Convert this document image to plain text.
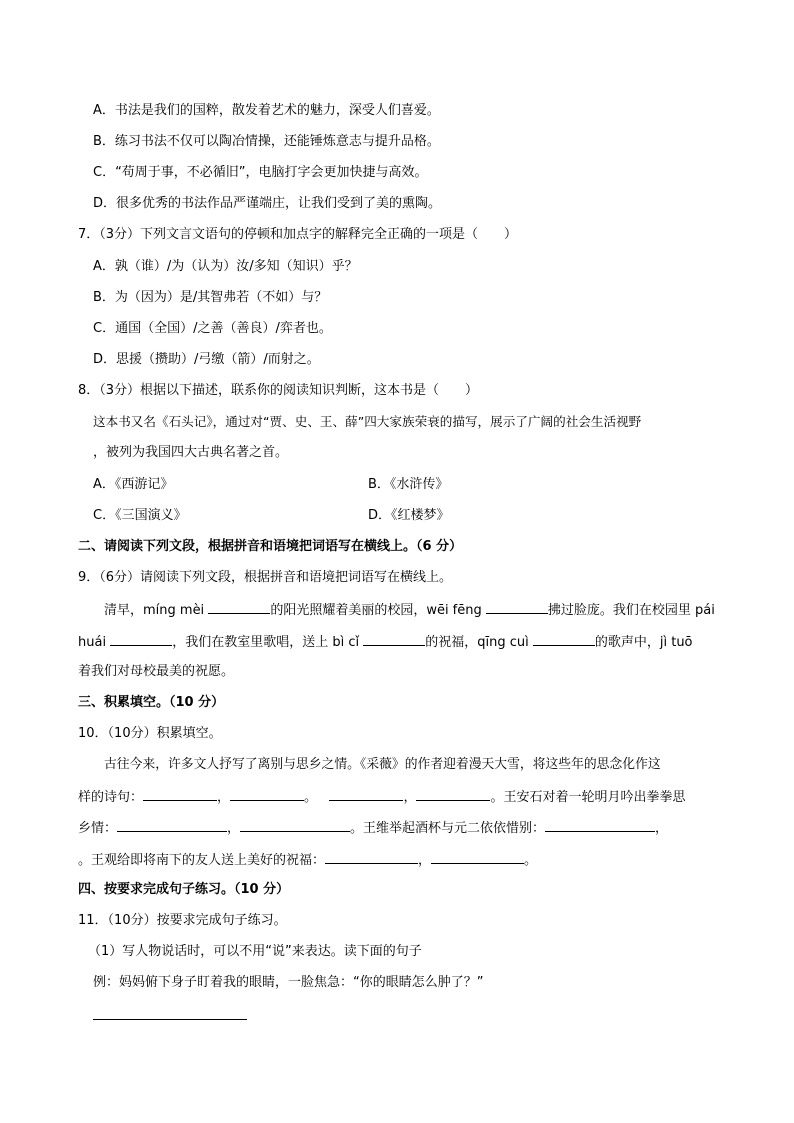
A．书法是我们的国粹，散发着艺术的魅力，深受人们喜爱。
B．练习书法不仅可以陶冶情操，还能锤炼意志与提升品格。
C．“苟周于事，不必循旧”，电脑打字会更加快捷与高效。
D．很多优秀的书法作品严谨端庄，让我们受到了美的熏陶。
7．（3分）下列文言文语句的停顿和加点字的解释完全正确的一项是（　　）
A．孰（谁）/为（认为）汝/多知（知识）乎？
B．为（因为）是/其智弗若（不如）与？
C．通国（全国）/之善（善良）/弈者也。
D．思援（攒助）/弓缴（箭）/而射之。
8．（3分）根据以下描述，联系你的阅读知识判断，这本书是（　　）
这本书又名《石头记》，通过对“贾、史、王、薛”四大家族荣衰的描写，展示了广阔的社会生活视野
，被列为我国四大古典名著之首。
A．《西游记》	B．《水浒传》
C．《三国演义》	D．《红楼梦》
二、请阅读下列文段，根据拼音和语境把词语写在横线上。（6 分）
9．（6分）请阅读下列文段，根据拼音和语境把词语写在横线上。
清早，míng mèi	的阳光照耀着美丽的校园，wēi fēng	拂过脸庞。我们在校园里 pái
huái	，我们在教室里歌唱，送上 bì cǐ	的祝福，qīng cuì	的歌声中，jì tuō
着我们对母校最美的祝愿。
三、积累填空。（10 分）
10．（10分）积累填空。
古往今来，许多文人抒写了离别与思乡之情。《采薇》的作者迎着漫天大雪，将这些年的思念化作这
样的诗句：	，	。	，	。王安石对着一轮明月吟出拳拳思
乡情：	，	。王维举起酒杯与元二依依惜别：	，
。王观给即将南下的友人送上美好的祝福：	，	。
四、按要求完成句子练习。（10 分）
11．（10分）按要求完成句子练习。
（1）写人物说话时，可以不用“说”来表达。读下面的句子
例：妈妈俯下身子盯着我的眼睛，一脸焦急：“你的眼睛怎么肿了？”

The problem
Leave out the pictures and give the rest of the records again exactly.

Result of the task
Convert this document image to plain text.
A．书法是我们的国粹，散发着艺术的魅力，深受人们喜爱。
B．练习书法不仅可以陶冶情操，还能锤炼意志与提升品格。
C．“苟周于事，不必循旧”，电脑打字会更加快捷与高效。
D．很多优秀的书法作品严谨端庄，让我们受到了美的熏陶。
7．（3分）下列文言文语句的停顿和加点字的解释完全正确的一项是（　　）
A．孰（谁）/为（认为）汝/多知（知识）乎？
B．为（因为）是/其智弗若（不如）与？
C．通国（全国）/之善（善良）/弈者也。
D．思援（攒助）/弓缴（箭）/而射之。
8．（3分）根据以下描述，联系你的阅读知识判断，这本书是（　　）
这本书又名《石头记》，通过对“贾、史、王、薛”四大家族荣衰的描写，展示了广阔的社会生活视野
，被列为我国四大古典名著之首。
A．《西游记》	B．《水浒传》
C．《三国演义》	D．《红楼梦》
二、请阅读下列文段，根据拼音和语境把词语写在横线上。（6 分）
9．（6分）请阅读下列文段，根据拼音和语境把词语写在横线上。
清早，míng mèi	的阳光照耀着美丽的校园，wēi fēng	拂过脸庞。我们在校园里 pái
huái	，我们在教室里歌唱，送上 bì cǐ	的祝福，qīng cuì	的歌声中，jì tuō
着我们对母校最美的祝愿。
三、积累填空。（10 分）
10．（10分）积累填空。
古往今来，许多文人抒写了离别与思乡之情。《采薇》的作者迎着漫天大雪，将这些年的思念化作这
样的诗句：	，	。	，	。王安石对着一轮明月吟出拳拳思
乡情：	，	。王维举起酒杯与元二依依惜别：	，
。王观给即将南下的友人送上美好的祝福：	，	。
四、按要求完成句子练习。（10 分）
11．（10分）按要求完成句子练习。
（1）写人物说话时，可以不用“说”来表达。读下面的句子
例：妈妈俯下身子盯着我的眼睛，一脸焦急：“你的眼睛怎么肿了？”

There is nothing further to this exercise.